* Begin Exercise data *
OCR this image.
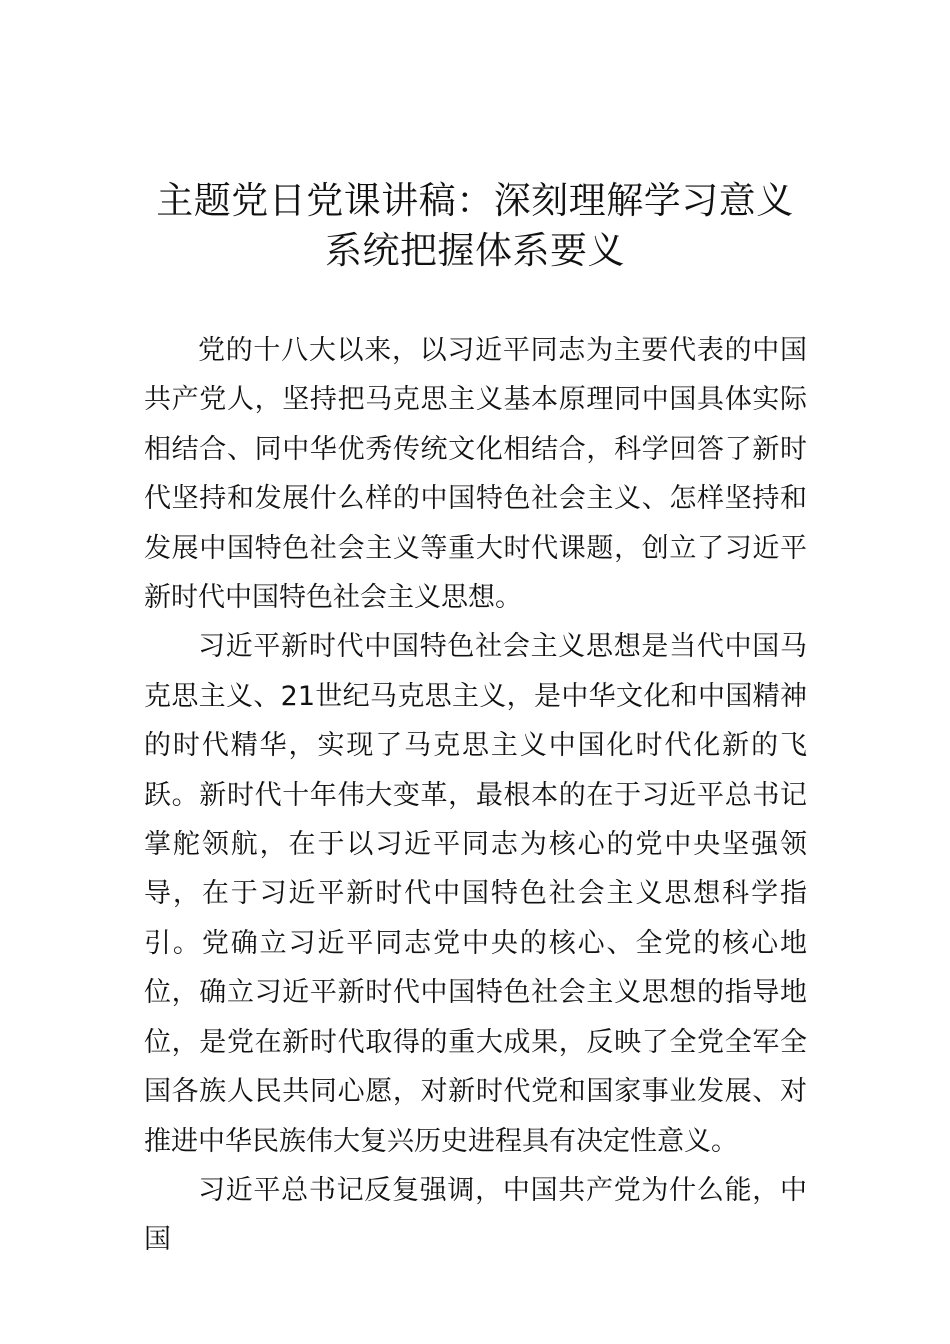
主题党日党课讲稿：深刻理解学习意义系统把握体系要义

党的十八大以来，以习近平同志为主要代表的中国共产党人，坚持把马克思主义基本原理同中国具体实际相结合、同中华优秀传统文化相结合，科学回答了新时代坚持和发展什么样的中国特色社会主义、怎样坚持和发展中国特色社会主义等重大时代课题，创立了习近平新时代中国特色社会主义思想。

习近平新时代中国特色社会主义思想是当代中国马克思主义、21世纪马克思主义，是中华文化和中国精神的时代精华，实现了马克思主义中国化时代化新的飞跃。新时代十年伟大变革，最根本的在于习近平总书记掌舵领航，在于以习近平同志为核心的党中央坚强领导，在于习近平新时代中国特色社会主义思想科学指引。党确立习近平同志党中央的核心、全党的核心地位，确立习近平新时代中国特色社会主义思想的指导地位，是党在新时代取得的重大成果，反映了全党全军全国各族人民共同心愿，对新时代党和国家事业发展、对推进中华民族伟大复兴历史进程具有决定性意义。

习近平总书记反复强调，中国共产党为什么能，中国
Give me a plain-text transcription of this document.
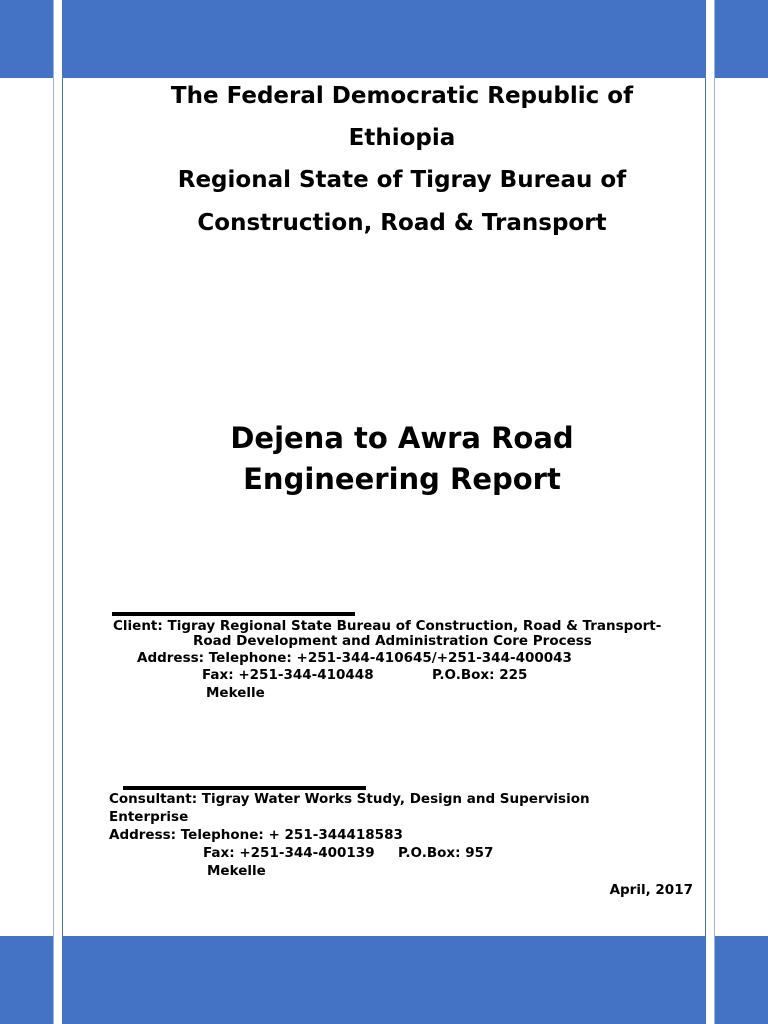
The Federal Democratic Republic of
Ethiopia
Regional State of Tigray Bureau of
Construction, Road & Transport
Dejena to Awra Road
Engineering Report
Client: Tigray Regional State Bureau of Construction, Road & Transport-
Road Development and Administration Core Process
Address: Telephone: +251-344-410645/+251-344-400043
Fax: +251-344-410448	P.O.Box: 225
Mekelle
Consultant: Tigray Water Works Study, Design and Supervision
Enterprise
Address: Telephone: + 251-344418583
Fax: +251-344-400139 P.O.Box: 957
Mekelle
April, 2017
* End Exercise data *
Exercise: Nothing but the lines from the one holding "Give me a plain-text" through the last line of the entries should be written out, exactly and inclusively, minus the pictures.

Solved exercise:
Give me a plain-text transcription of this document.
The Federal Democratic Republic of
Ethiopia
Regional State of Tigray Bureau of
Construction, Road & Transport
Dejena to Awra Road
Engineering Report
Client: Tigray Regional State Bureau of Construction, Road & Transport-
Road Development and Administration Core Process
Address: Telephone: +251-344-410645/+251-344-400043
Fax: +251-344-410448	P.O.Box: 225
Mekelle
Consultant: Tigray Water Works Study, Design and Supervision
Enterprise
Address: Telephone: + 251-344418583
Fax: +251-344-400139 P.O.Box: 957
Mekelle
April, 2017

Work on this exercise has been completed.